__AIM__
Reproduce the rows below verbatim, omitting the pictures from your answer.

============

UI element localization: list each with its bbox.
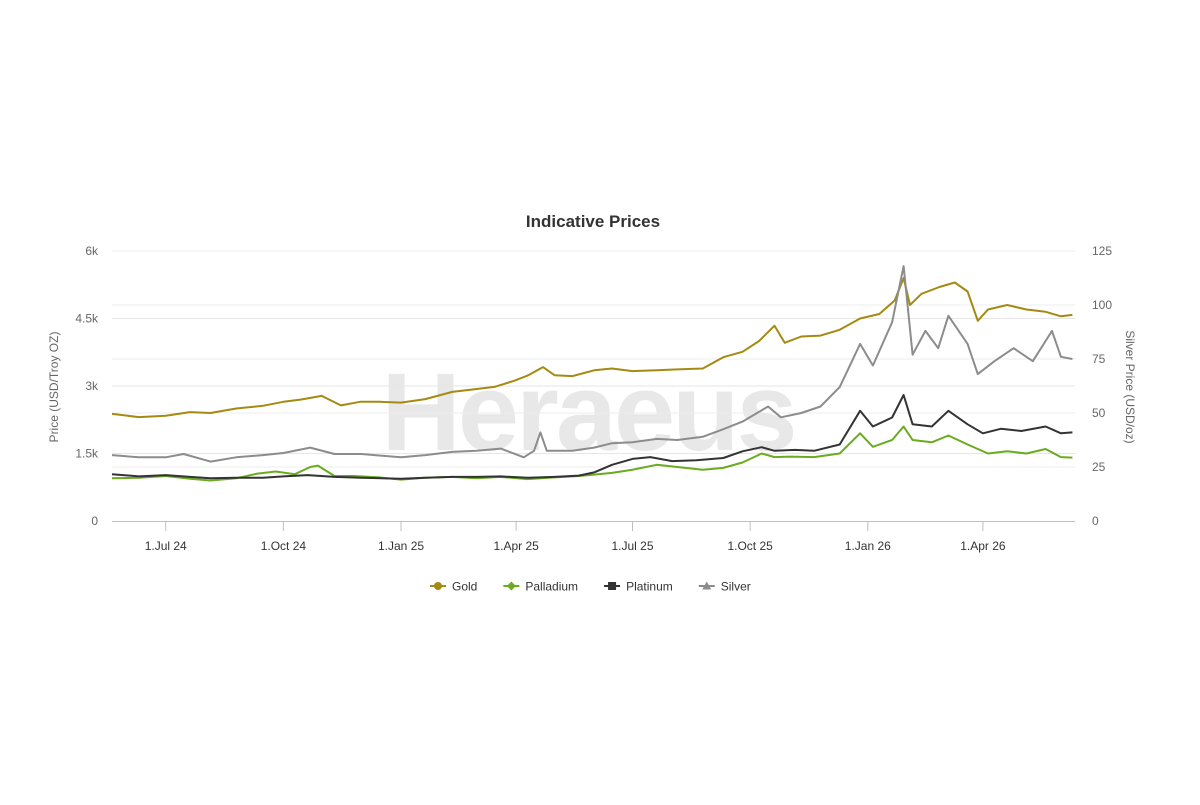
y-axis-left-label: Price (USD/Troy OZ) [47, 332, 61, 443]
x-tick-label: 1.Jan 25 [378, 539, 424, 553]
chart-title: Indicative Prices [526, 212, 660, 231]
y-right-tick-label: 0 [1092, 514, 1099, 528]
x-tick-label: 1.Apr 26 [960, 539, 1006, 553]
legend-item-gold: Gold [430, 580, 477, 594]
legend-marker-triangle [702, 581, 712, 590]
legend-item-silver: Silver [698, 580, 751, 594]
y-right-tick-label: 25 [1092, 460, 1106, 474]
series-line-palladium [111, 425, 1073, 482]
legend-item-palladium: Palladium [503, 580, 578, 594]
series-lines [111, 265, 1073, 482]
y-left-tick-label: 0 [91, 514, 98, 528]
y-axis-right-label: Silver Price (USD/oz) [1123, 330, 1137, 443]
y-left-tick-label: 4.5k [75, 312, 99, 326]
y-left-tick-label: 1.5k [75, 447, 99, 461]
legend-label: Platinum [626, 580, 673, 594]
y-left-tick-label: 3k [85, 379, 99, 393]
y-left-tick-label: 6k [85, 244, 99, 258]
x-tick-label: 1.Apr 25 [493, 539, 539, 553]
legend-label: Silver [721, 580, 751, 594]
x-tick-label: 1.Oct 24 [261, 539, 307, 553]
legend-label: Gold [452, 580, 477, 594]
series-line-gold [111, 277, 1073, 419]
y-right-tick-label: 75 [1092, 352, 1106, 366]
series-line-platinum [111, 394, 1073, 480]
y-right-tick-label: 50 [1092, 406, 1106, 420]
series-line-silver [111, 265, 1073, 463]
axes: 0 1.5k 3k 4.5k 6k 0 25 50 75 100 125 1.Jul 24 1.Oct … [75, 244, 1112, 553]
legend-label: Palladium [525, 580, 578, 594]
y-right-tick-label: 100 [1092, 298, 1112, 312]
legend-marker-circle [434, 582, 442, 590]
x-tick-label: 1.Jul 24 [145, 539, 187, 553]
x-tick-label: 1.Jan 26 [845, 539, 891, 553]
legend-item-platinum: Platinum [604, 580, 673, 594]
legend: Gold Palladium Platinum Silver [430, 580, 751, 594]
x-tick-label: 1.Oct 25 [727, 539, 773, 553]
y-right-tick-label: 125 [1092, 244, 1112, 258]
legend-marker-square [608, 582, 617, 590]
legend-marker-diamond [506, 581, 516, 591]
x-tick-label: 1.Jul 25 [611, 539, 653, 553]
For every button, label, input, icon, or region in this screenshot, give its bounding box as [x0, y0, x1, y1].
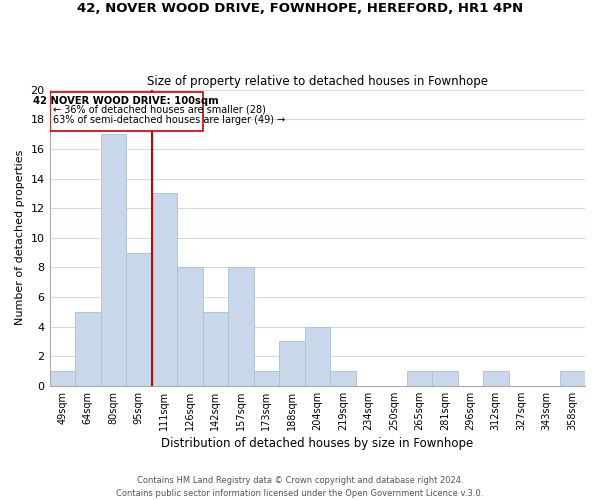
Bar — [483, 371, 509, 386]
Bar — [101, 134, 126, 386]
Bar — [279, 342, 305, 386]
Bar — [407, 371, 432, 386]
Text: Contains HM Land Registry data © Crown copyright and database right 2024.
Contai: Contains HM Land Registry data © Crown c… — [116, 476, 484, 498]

============

__RESPONSE FOR THIS EXERCISE__
UI element localization: list each with its bbox.
y-axis-left-label: Price (USD/Troy OZ) [47, 332, 61, 443]
x-tick-label: 1.Jan 25 [378, 539, 424, 553]
chart-title: Indicative Prices [526, 212, 660, 231]
y-right-tick-label: 0 [1092, 514, 1099, 528]
x-tick-label: 1.Apr 26 [960, 539, 1006, 553]
legend-item-gold: Gold [430, 580, 477, 594]
legend-marker-triangle [702, 581, 712, 590]
legend-item-silver: Silver [698, 580, 751, 594]
y-right-tick-label: 25 [1092, 460, 1106, 474]
series-line-palladium [111, 425, 1073, 482]
legend-item-palladium: Palladium [503, 580, 578, 594]
series-lines [111, 265, 1073, 482]
y-left-tick-label: 0 [91, 514, 98, 528]
y-axis-right-label: Silver Price (USD/oz) [1123, 330, 1137, 443]
y-left-tick-label: 4.5k [75, 312, 99, 326]
y-left-tick-label: 1.5k [75, 447, 99, 461]
legend-label: Platinum [626, 580, 673, 594]
y-left-tick-label: 3k [85, 379, 99, 393]
y-left-tick-label: 6k [85, 244, 99, 258]
x-tick-label: 1.Apr 25 [493, 539, 539, 553]
legend-label: Silver [721, 580, 751, 594]
x-tick-label: 1.Oct 24 [261, 539, 307, 553]
legend-label: Gold [452, 580, 477, 594]
series-line-gold [111, 277, 1073, 419]
y-right-tick-label: 75 [1092, 352, 1106, 366]
series-line-platinum [111, 394, 1073, 480]
y-right-tick-label: 50 [1092, 406, 1106, 420]
series-line-silver [111, 265, 1073, 463]
axes: 0 1.5k 3k 4.5k 6k 0 25 50 75 100 125 1.Jul 24 1.Oct … [75, 244, 1112, 553]
legend-label: Palladium [525, 580, 578, 594]
y-right-tick-label: 100 [1092, 298, 1112, 312]
legend-marker-circle [434, 582, 442, 590]
x-tick-label: 1.Jul 24 [145, 539, 187, 553]
x-tick-label: 1.Jan 26 [845, 539, 891, 553]
legend-item-platinum: Platinum [604, 580, 673, 594]
legend: Gold Palladium Platinum Silver [430, 580, 751, 594]
x-tick-label: 1.Oct 25 [727, 539, 773, 553]
y-right-tick-label: 125 [1092, 244, 1112, 258]
legend-marker-square [608, 582, 617, 590]
legend-marker-diamond [506, 581, 516, 591]
x-tick-label: 1.Jul 25 [611, 539, 653, 553]
For every button, label, input, icon, or region in this screenshot, give its bounding box as [x0, y0, x1, y1].
Bar — [483, 371, 509, 386]
Bar — [101, 134, 126, 386]
Bar — [279, 342, 305, 386]
Bar — [407, 371, 432, 386]
Text: Contains HM Land Registry data © Crown copyright and database right 2024.
Contai: Contains HM Land Registry data © Crown c… — [116, 476, 484, 498]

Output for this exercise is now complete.